• **Task objective**: Leave out any picture and return the remaining listing below exactly as given.

• **Entries provided**:
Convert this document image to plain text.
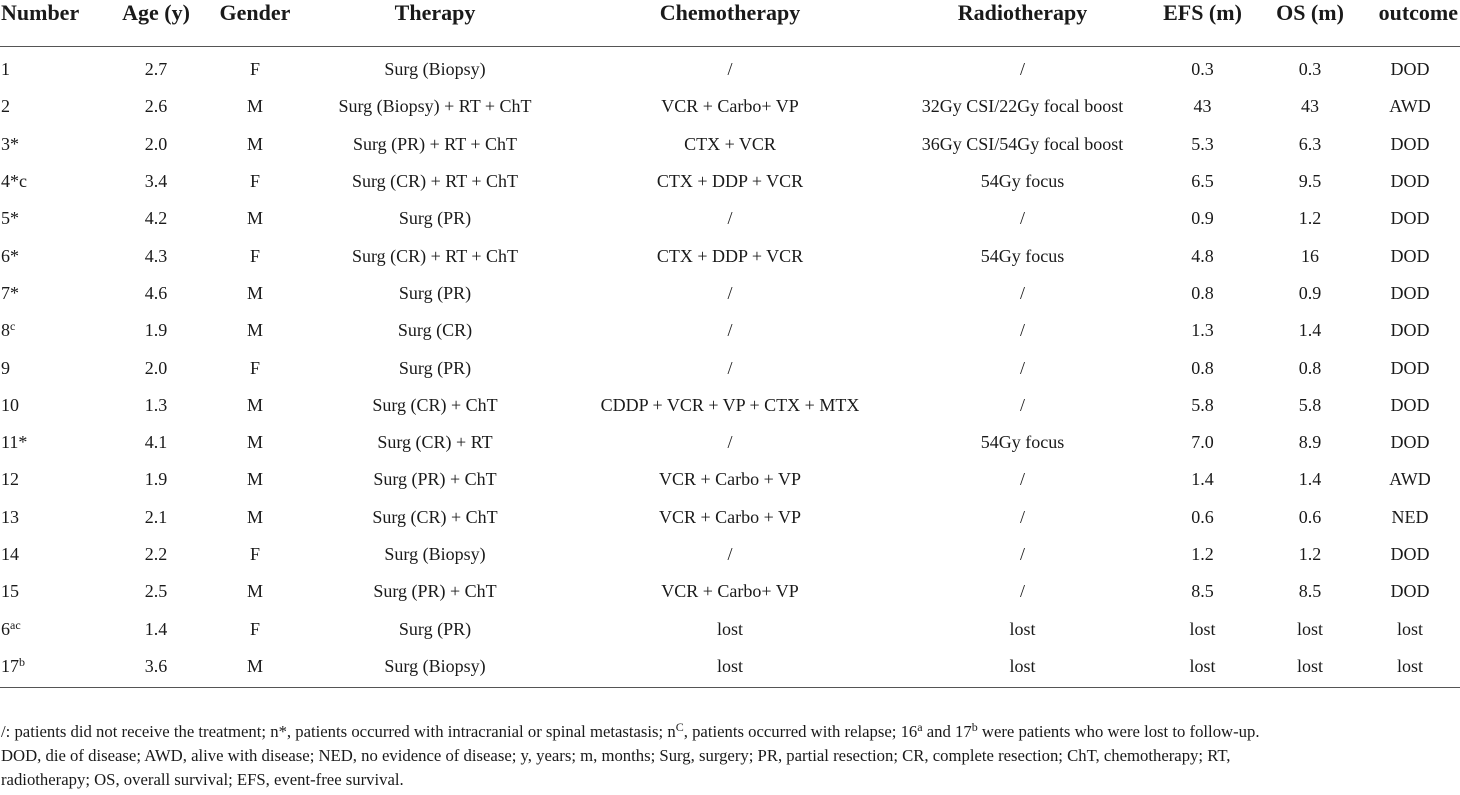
Number	Age (y)	Gender	Therapy	Chemotherapy	Radiotherapy	EFS (m)	OS (m)	outcome
1	2.7	F	Surg (Biopsy)	/	/	0.3	0.3	DOD
2	2.6	M	Surg (Biopsy) + RT + ChT	VCR + Carbo+ VP	32Gy CSI/22Gy focal boost	43	43	AWD
3*	2.0	M	Surg (PR) + RT + ChT	CTX + VCR	36Gy CSI/54Gy focal boost	5.3	6.3	DOD
4*c	3.4	F	Surg (CR) + RT + ChT	CTX + DDP + VCR	54Gy focus	6.5	9.5	DOD
5*	4.2	M	Surg (PR)	/	/	0.9	1.2	DOD
6*	4.3	F	Surg (CR) + RT + ChT	CTX + DDP + VCR	54Gy focus	4.8	16	DOD
7*	4.6	M	Surg (PR)	/	/	0.8	0.9	DOD
8$^c$	1.9	M	Surg (CR)	/	/	1.3	1.4	DOD
9	2.0	F	Surg (PR)	/	/	0.8	0.8	DOD
10	1.3	M	Surg (CR) + ChT	CDDP + VCR + VP + CTX + MTX	/	5.8	5.8	DOD
11*	4.1	M	Surg (CR) + RT	/	54Gy focus	7.0	8.9	DOD
12	1.9	M	Surg (PR) + ChT	VCR + Carbo + VP	/	1.4	1.4	AWD
13	2.1	M	Surg (CR) + ChT	VCR + Carbo + VP	/	0.6	0.6	NED
14	2.2	F	Surg (Biopsy)	/	/	1.2	1.2	DOD
15	2.5	M	Surg (PR) + ChT	VCR + Carbo+ VP	/	8.5	8.5	DOD
$6^{ac}$	1.4	F	Surg (PR)	lost	lost	lost	lost	lost
17$^b$	3.6	M	Surg (Biopsy)	lost	lost	lost	lost	lost
/: patients did not receive the treatment; n*, patients occurred with intracranial or spinal metastasis; $n^C$, patients occurred with relapse; 16$^a$ and 17$^b$ were patients who were lost to follow-up.
DOD, die of disease; AWD, alive with disease; NED, no evidence of disease; y, years; m, months; Surg, surgery; PR, partial resection; CR, complete resection; ChT, chemotherapy; RT,
radiotherapy; OS, overall survival; EFS, event-free survival.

• **Reply**:
Convert this document image to plain text.
Number	Age (y)	Gender	Therapy	Chemotherapy	Radiotherapy	EFS (m)	OS (m)	outcome
1	2.7	F	Surg (Biopsy)	/	/	0.3	0.3	DOD
2	2.6	M	Surg (Biopsy) + RT + ChT	VCR + Carbo+ VP	32Gy CSI/22Gy focal boost	43	43	AWD
3*	2.0	M	Surg (PR) + RT + ChT	CTX + VCR	36Gy CSI/54Gy focal boost	5.3	6.3	DOD
4*c	3.4	F	Surg (CR) + RT + ChT	CTX + DDP + VCR	54Gy focus	6.5	9.5	DOD
5*	4.2	M	Surg (PR)	/	/	0.9	1.2	DOD
6*	4.3	F	Surg (CR) + RT + ChT	CTX + DDP + VCR	54Gy focus	4.8	16	DOD
7*	4.6	M	Surg (PR)	/	/	0.8	0.9	DOD
8$^c$	1.9	M	Surg (CR)	/	/	1.3	1.4	DOD
9	2.0	F	Surg (PR)	/	/	0.8	0.8	DOD
10	1.3	M	Surg (CR) + ChT	CDDP + VCR + VP + CTX + MTX	/	5.8	5.8	DOD
11*	4.1	M	Surg (CR) + RT	/	54Gy focus	7.0	8.9	DOD
12	1.9	M	Surg (PR) + ChT	VCR + Carbo + VP	/	1.4	1.4	AWD
13	2.1	M	Surg (CR) + ChT	VCR + Carbo + VP	/	0.6	0.6	NED
14	2.2	F	Surg (Biopsy)	/	/	1.2	1.2	DOD
15	2.5	M	Surg (PR) + ChT	VCR + Carbo+ VP	/	8.5	8.5	DOD
$6^{ac}$	1.4	F	Surg (PR)	lost	lost	lost	lost	lost
17$^b$	3.6	M	Surg (Biopsy)	lost	lost	lost	lost	lost
/: patients did not receive the treatment; n*, patients occurred with intracranial or spinal metastasis; $n^C$, patients occurred with relapse; 16$^a$ and 17$^b$ were patients who were lost to follow-up.
DOD, die of disease; AWD, alive with disease; NED, no evidence of disease; y, years; m, months; Surg, surgery; PR, partial resection; CR, complete resection; ChT, chemotherapy; RT,
radiotherapy; OS, overall survival; EFS, event-free survival.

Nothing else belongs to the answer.